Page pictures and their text
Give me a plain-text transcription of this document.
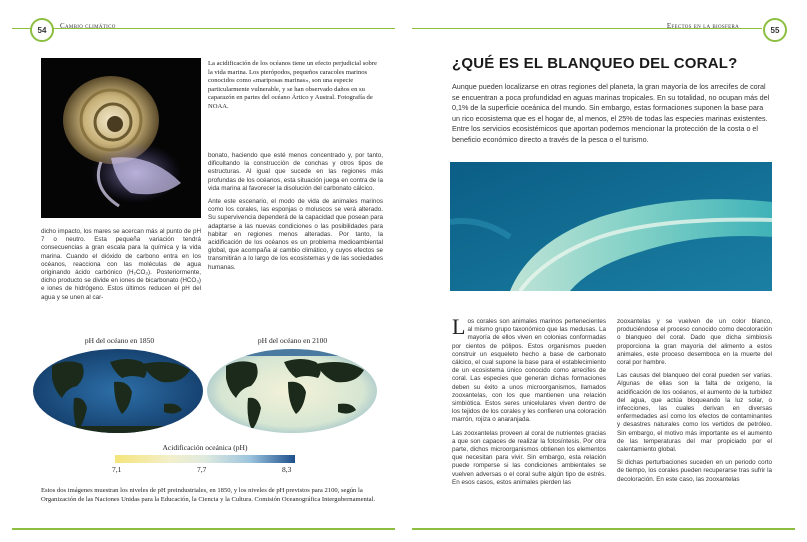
54	Cambio climático	Efectos en la biosfera	55
La acidificación de los océanos tiene un efecto perjudicial sobre la vida marina. Los pterópodos, pequeños caracoles marinos conocidos como «mariposas marinas», son una especie particularmente vulnerable, y se han observado daños en su caparazón en partes del océano Ártico y Austral. Fotografía de NOAA.

dicho impacto, los mares se acercan más al punto de pH 7 o neutro. Esta pequeña variación tendrá consecuencias a gran escala para la química y la vida marina. Cuando el dióxido de carbono entra en los océanos, reacciona con las moléculas de agua originando ácido carbónico (H₂CO₃). Posteriormente, dicho producto se divide en iones de bicarbonato (HCO₃) e iones de hidrógeno. Estos últimos reducen el pH del agua y se unen al car-

bonato, haciendo que esté menos concentrado y, por tanto, dificultando la construcción de conchas y otros tipos de estructuras. Al igual que sucede en las regiones más profundas de los océanos, esta situación juega en contra de la vida marina al favorecer la disolución del carbonato cálcico.

Ante este escenario, el modo de vida de animales marinos como los corales, las esponjas o moluscos se verá alterado. Su supervivencia dependerá de la capacidad que posean para adaptarse a las nuevas condiciones o las posibilidades para habitar en regiones menos alteradas. Por tanto, la acidificación de los océanos es un problema medioambiental global, que acompaña al cambio climático, y cuyos efectos se transmitirán a lo largo de los ecosistemas y de las sociedades humanas.

pH del océano en 1850	pH del océano en 2100
Acidificación oceánica (pH)
7,1	7,7	8,3
Estos dos imágenes muestran los niveles de pH preindustriales, en 1850, y los niveles de pH previstos para 2100, según la Organización de las Naciones Unidas para la Educación, la Ciencia y la Cultura. Comisión Oceanográfica Intergubernamental.
¿QUÉ ES EL BLANQUEO DEL CORAL?
Aunque pueden localizarse en otras regiones del planeta, la gran mayoría de los arrecifes de coral se encuentran a poca profundidad en aguas marinas tropicales. En su totalidad, no ocupan más del 0,1% de la superficie oceánica del mundo. Sin embargo, estas formaciones suponen la base para un rico ecosistema que es el hogar de, al menos, el 25% de todas las especies marinas existentes. Entre los servicios ecosistémicos que aportan podemos mencionar la protección de la costa o el beneficio económico directo a través de la pesca o el turismo.

Los corales son animales marinos pertenecientes al mismo grupo taxonómico que las medusas. La mayoría de ellos viven en colonias conformadas por cientos de pólipos. Estos organismos pueden construir un esqueleto hecho a base de carbonato cálcico, el cual supone la base para el establecimiento de un ecosistema único conocido como arrecifes de coral. Las especies que generan dichas formaciones deben su éxito a unos microorganismos, llamados zooxantelas, con los que mantienen una relación simbiótica. Estos seres unicelulares viven dentro de los tejidos de los corales y les confieren una coloración marrón, rojiza o anaranjada.

Las zooxantelas proveen al coral de nutrientes gracias a que son capaces de realizar la fotosíntesis. Por otra parte, dichos microorganismos obtienen los elementos que necesitan para vivir. Sin embargo, esta relación puede romperse si las condiciones ambientales se vuelven adversas o el coral sufre algún tipo de estrés. En esos casos, estos animales pierden las

zooxantelas y se vuelven de un color blanco, produciéndose el proceso conocido como decoloración o blanqueo del coral. Dado que dicha simbiosis proporciona la gran mayoría del alimento a estos animales, este proceso desemboca en la muerte del coral por hambre.

Las causas del blanqueo del coral pueden ser varias. Algunas de ellas son la falta de oxígeno, la acidificación de los océanos, el aumento de la turbidez del agua, que actúa bloqueando la luz solar, o infecciones, las cuales derivan en diversas enfermedades así como los efectos de contaminantes y desastres naturales como los vertidos de petróleo. Sin embargo, el motivo más importante es el aumento de las temperaturas del mar propiciado por el calentamiento global.

Si dichas perturbaciones suceden en un periodo corto de tiempo, los corales pueden recuperarse tras sufrir la decoloración. En este caso, las zooxantelas
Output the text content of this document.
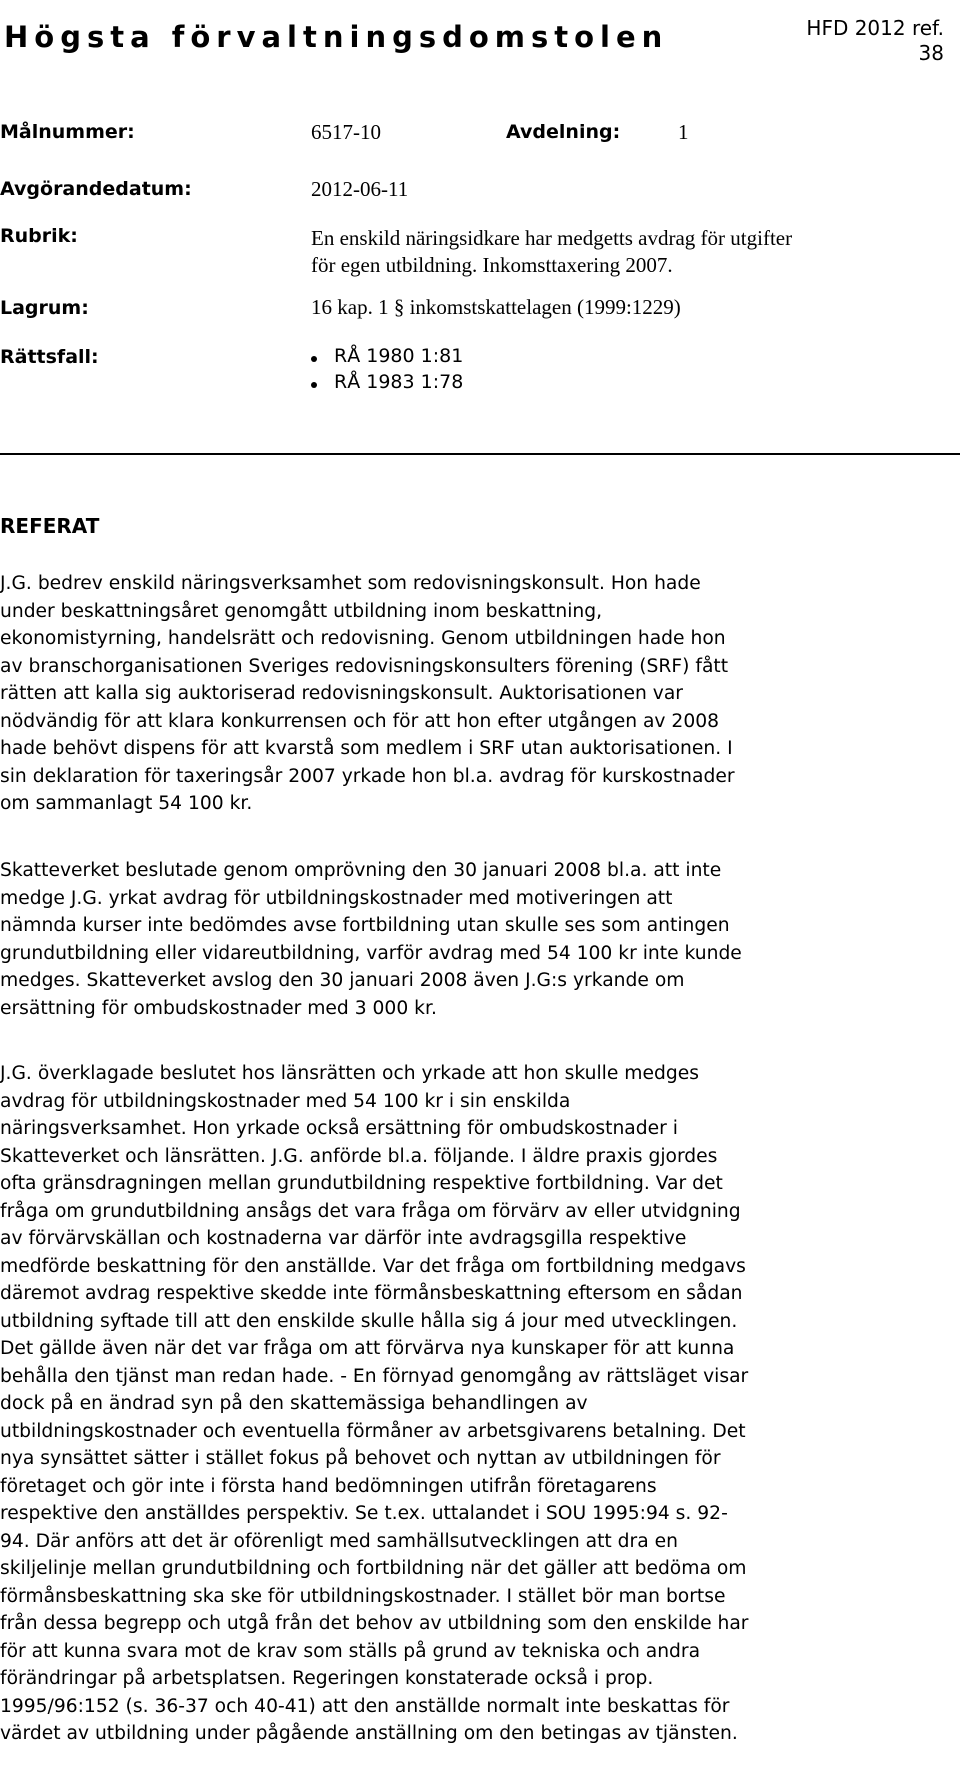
Högsta förvaltningsdomstolen	HFD 2012 ref.
38
Målnummer:	6517-10	Avdelning:	1
Avgörandedatum:	2012-06-11
Rubrik:	En enskild näringsidkare har medgetts avdrag för utgifter
för egen utbildning. Inkomsttaxering 2007.
Lagrum:	16 kap. 1 § inkomstskattelagen (1999:1229)
Rättsfall:	RÅ 1980 1:81
RÅ 1983 1:78
REFERAT
J.G. bedrev enskild näringsverksamhet som redovisningskonsult. Hon hade
under beskattningsåret genomgått utbildning inom beskattning,
ekonomistyrning, handelsrätt och redovisning. Genom utbildningen hade hon
av branschorganisationen Sveriges redovisningskonsulters förening (SRF) fått
rätten att kalla sig auktoriserad redovisningskonsult. Auktorisationen var
nödvändig för att klara konkurrensen och för att hon efter utgången av 2008
hade behövt dispens för att kvarstå som medlem i SRF utan auktorisationen. I
sin deklaration för taxeringsår 2007 yrkade hon bl.a. avdrag för kurskostnader
om sammanlagt 54 100 kr.
Skatteverket beslutade genom omprövning den 30 januari 2008 bl.a. att inte
medge J.G. yrkat avdrag för utbildningskostnader med motiveringen att
nämnda kurser inte bedömdes avse fortbildning utan skulle ses som antingen
grundutbildning eller vidareutbildning, varför avdrag med 54 100 kr inte kunde
medges. Skatteverket avslog den 30 januari 2008 även J.G:s yrkande om
ersättning för ombudskostnader med 3 000 kr.
J.G. överklagade beslutet hos länsrätten och yrkade att hon skulle medges
avdrag för utbildningskostnader med 54 100 kr i sin enskilda
näringsverksamhet. Hon yrkade också ersättning för ombudskostnader i
Skatteverket och länsrätten. J.G. anförde bl.a. följande. I äldre praxis gjordes
ofta gränsdragningen mellan grundutbildning respektive fortbildning. Var det
fråga om grundutbildning ansågs det vara fråga om förvärv av eller utvidgning
av förvärvskällan och kostnaderna var därför inte avdragsgilla respektive
medförde beskattning för den anställde. Var det fråga om fortbildning medgavs
däremot avdrag respektive skedde inte förmånsbeskattning eftersom en sådan
utbildning syftade till att den enskilde skulle hålla sig á jour med utvecklingen.
Det gällde även när det var fråga om att förvärva nya kunskaper för att kunna
behålla den tjänst man redan hade. - En förnyad genomgång av rättsläget visar
dock på en ändrad syn på den skattemässiga behandlingen av
utbildningskostnader och eventuella förmåner av arbetsgivarens betalning. Det
nya synsättet sätter i stället fokus på behovet och nyttan av utbildningen för
företaget och gör inte i första hand bedömningen utifrån företagarens
respektive den anställdes perspektiv. Se t.ex. uttalandet i SOU 1995:94 s. 92-
94. Där anförs att det är oförenligt med samhällsutvecklingen att dra en
skiljelinje mellan grundutbildning och fortbildning när det gäller att bedöma om
förmånsbeskattning ska ske för utbildningskostnader. I stället bör man bortse
från dessa begrepp och utgå från det behov av utbildning som den enskilde har
för att kunna svara mot de krav som ställs på grund av tekniska och andra
förändringar på arbetsplatsen. Regeringen konstaterade också i prop.
1995/96:152 (s. 36-37 och 40-41) att den anställde normalt inte beskattas för
värdet av utbildning under pågående anställning om den betingas av tjänsten.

PROBLEM REQUIREMENTS
Copy each line of the data above that holds "mellan".

ANSWER SPACE
ofta gränsdragningen mellan grundutbildning respektive fortbildning. Var det
skiljelinje mellan grundutbildning och fortbildning när det gäller att bedöma om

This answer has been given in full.